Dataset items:

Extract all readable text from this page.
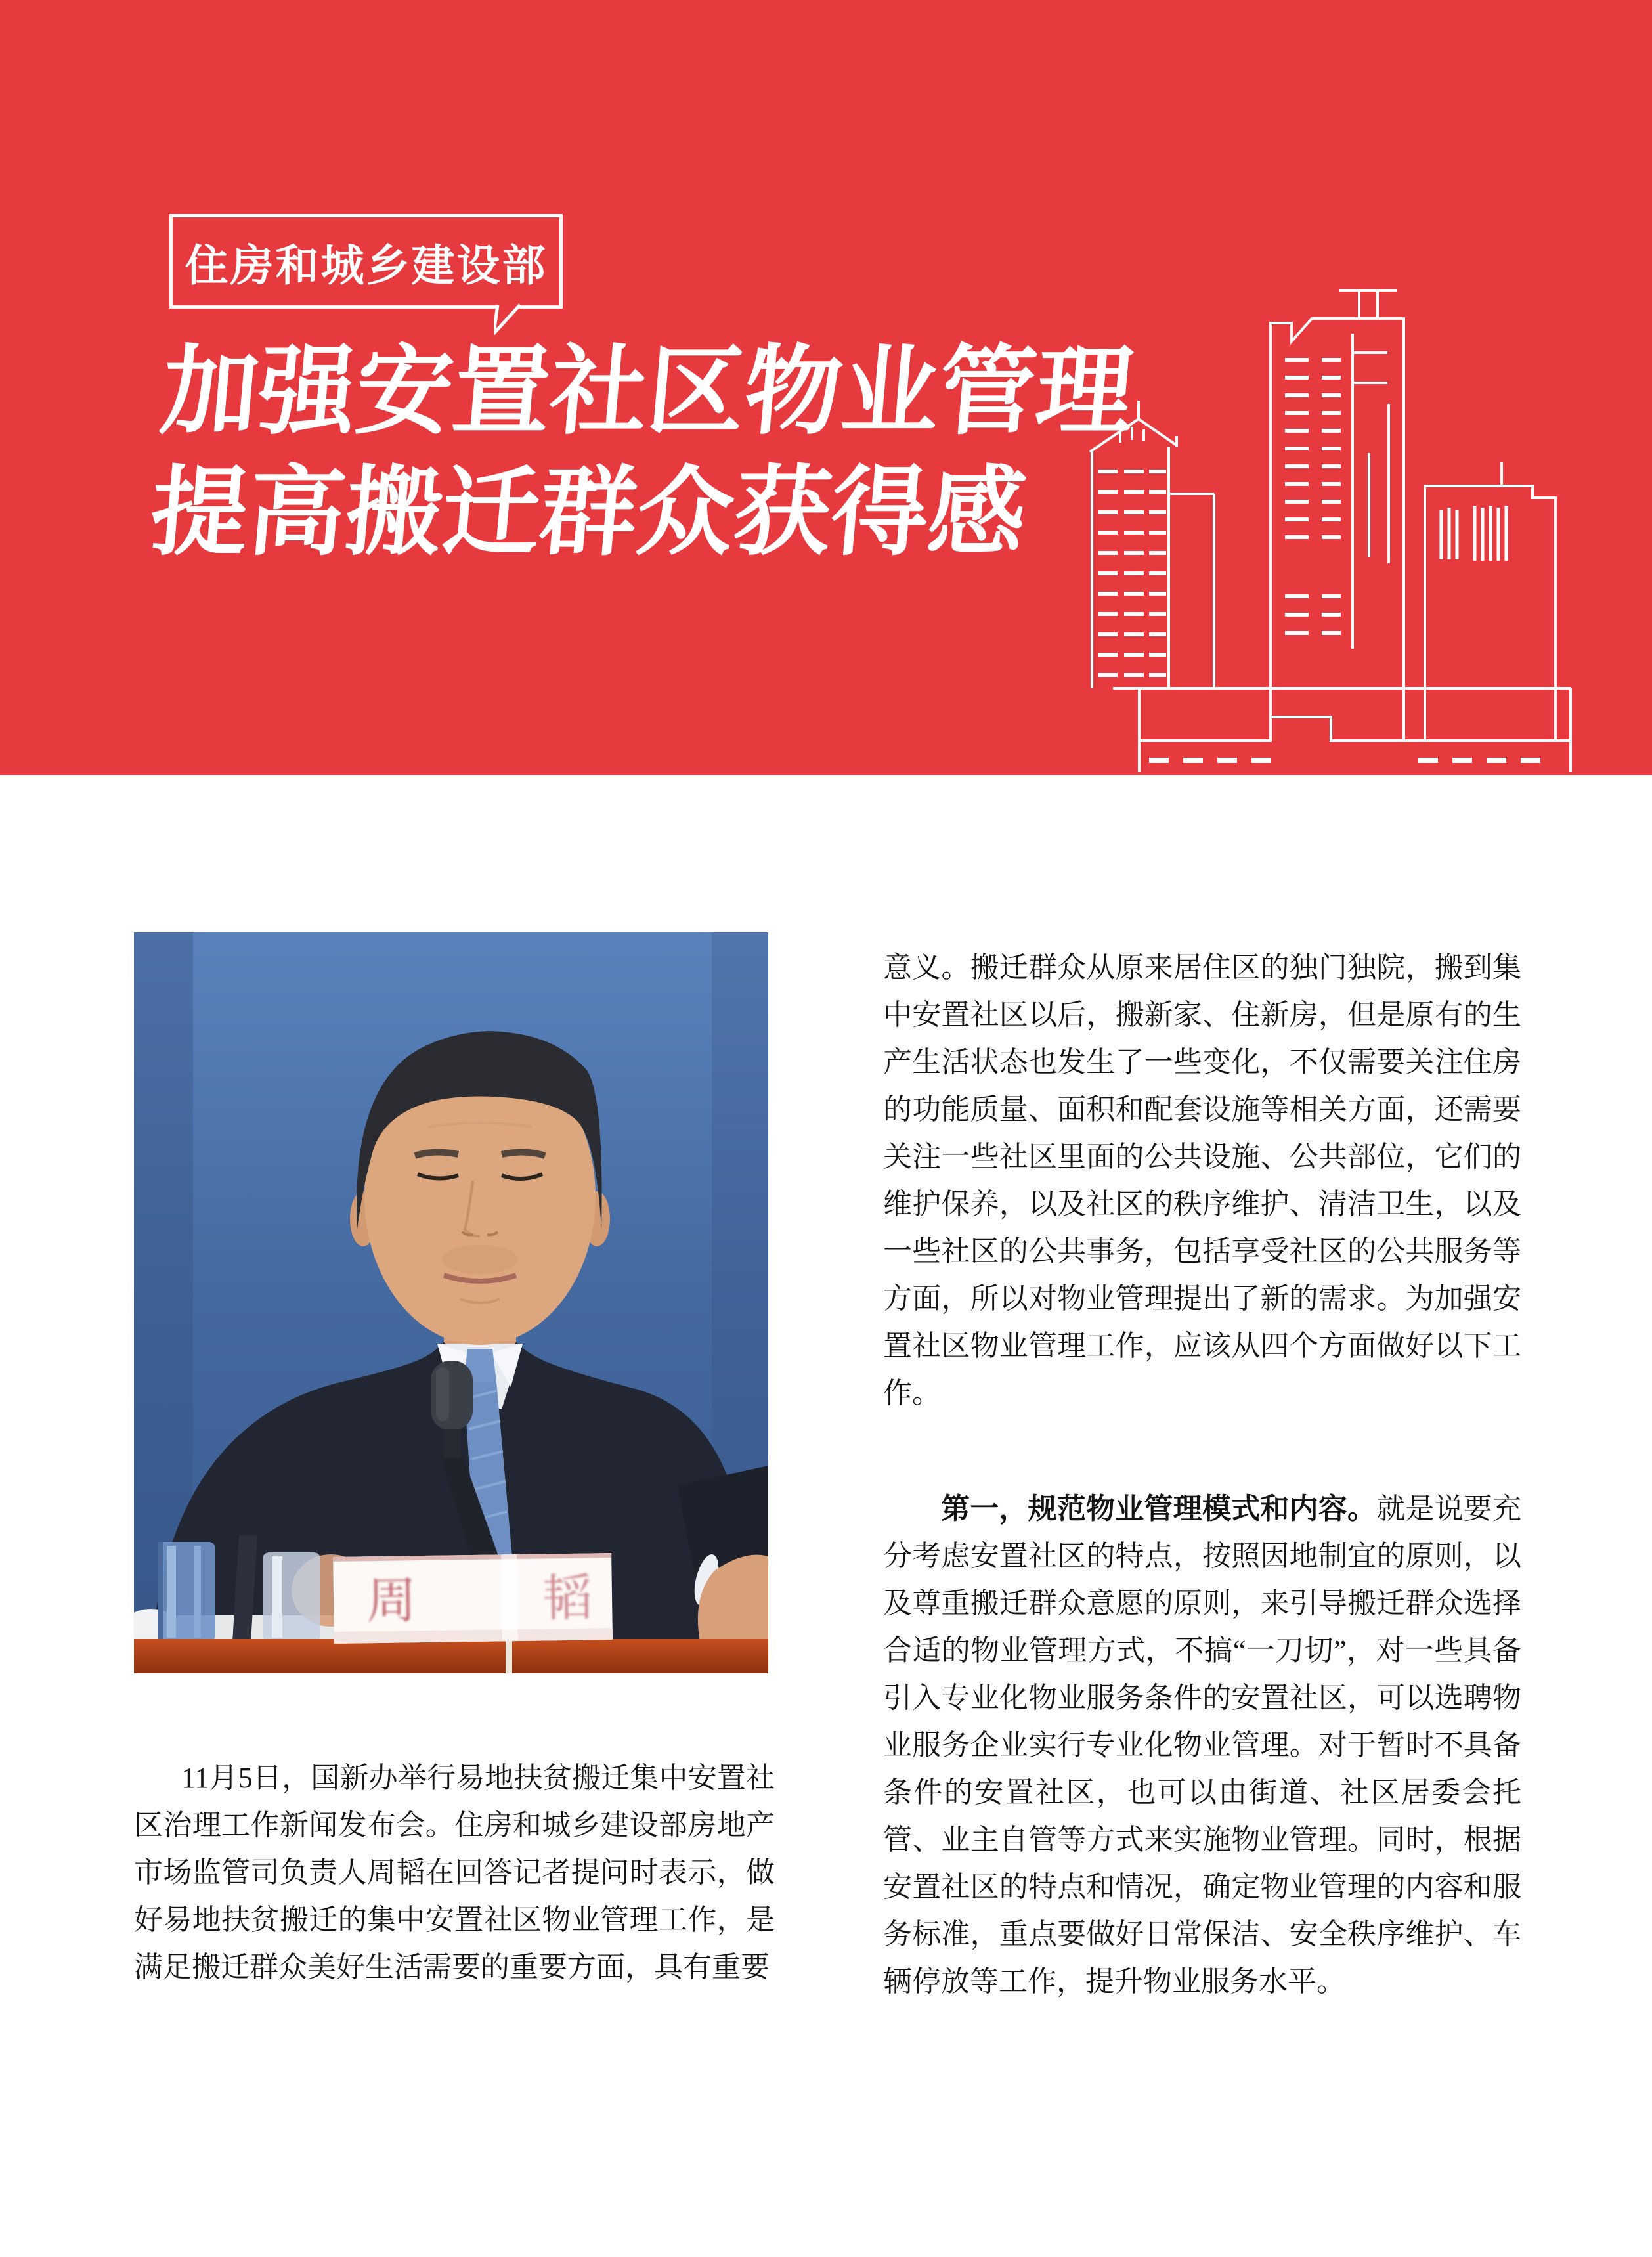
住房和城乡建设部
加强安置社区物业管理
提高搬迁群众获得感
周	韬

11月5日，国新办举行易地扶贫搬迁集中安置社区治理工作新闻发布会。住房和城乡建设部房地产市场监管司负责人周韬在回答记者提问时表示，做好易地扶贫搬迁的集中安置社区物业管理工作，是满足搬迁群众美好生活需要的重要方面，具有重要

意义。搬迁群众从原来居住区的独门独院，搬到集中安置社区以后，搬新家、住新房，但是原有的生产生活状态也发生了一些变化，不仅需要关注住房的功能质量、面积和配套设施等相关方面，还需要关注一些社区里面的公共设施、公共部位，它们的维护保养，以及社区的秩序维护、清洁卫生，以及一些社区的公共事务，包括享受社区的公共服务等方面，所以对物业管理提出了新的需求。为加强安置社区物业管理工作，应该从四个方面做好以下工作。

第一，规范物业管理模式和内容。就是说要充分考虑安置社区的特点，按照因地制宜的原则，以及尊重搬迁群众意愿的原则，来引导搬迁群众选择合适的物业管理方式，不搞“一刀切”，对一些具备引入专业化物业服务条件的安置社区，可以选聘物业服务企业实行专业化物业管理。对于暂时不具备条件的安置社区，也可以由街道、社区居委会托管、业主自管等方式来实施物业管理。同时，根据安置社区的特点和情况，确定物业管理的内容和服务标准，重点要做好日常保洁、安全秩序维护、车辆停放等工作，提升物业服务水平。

**Aim**
Repeat all the data as it stands, dropping any images it holds.

**Answer to the exercise**
Extract all readable text from this page.
住房和城乡建设部
加强安置社区物业管理
提高搬迁群众获得感
周	韬

11月5日，国新办举行易地扶贫搬迁集中安置社区治理工作新闻发布会。住房和城乡建设部房地产市场监管司负责人周韬在回答记者提问时表示，做好易地扶贫搬迁的集中安置社区物业管理工作，是满足搬迁群众美好生活需要的重要方面，具有重要

意义。搬迁群众从原来居住区的独门独院，搬到集中安置社区以后，搬新家、住新房，但是原有的生产生活状态也发生了一些变化，不仅需要关注住房的功能质量、面积和配套设施等相关方面，还需要关注一些社区里面的公共设施、公共部位，它们的维护保养，以及社区的秩序维护、清洁卫生，以及一些社区的公共事务，包括享受社区的公共服务等方面，所以对物业管理提出了新的需求。为加强安置社区物业管理工作，应该从四个方面做好以下工作。

第一，规范物业管理模式和内容。就是说要充分考虑安置社区的特点，按照因地制宜的原则，以及尊重搬迁群众意愿的原则，来引导搬迁群众选择合适的物业管理方式，不搞“一刀切”，对一些具备引入专业化物业服务条件的安置社区，可以选聘物业服务企业实行专业化物业管理。对于暂时不具备条件的安置社区，也可以由街道、社区居委会托管、业主自管等方式来实施物业管理。同时，根据安置社区的特点和情况，确定物业管理的内容和服务标准，重点要做好日常保洁、安全秩序维护、车辆停放等工作，提升物业服务水平。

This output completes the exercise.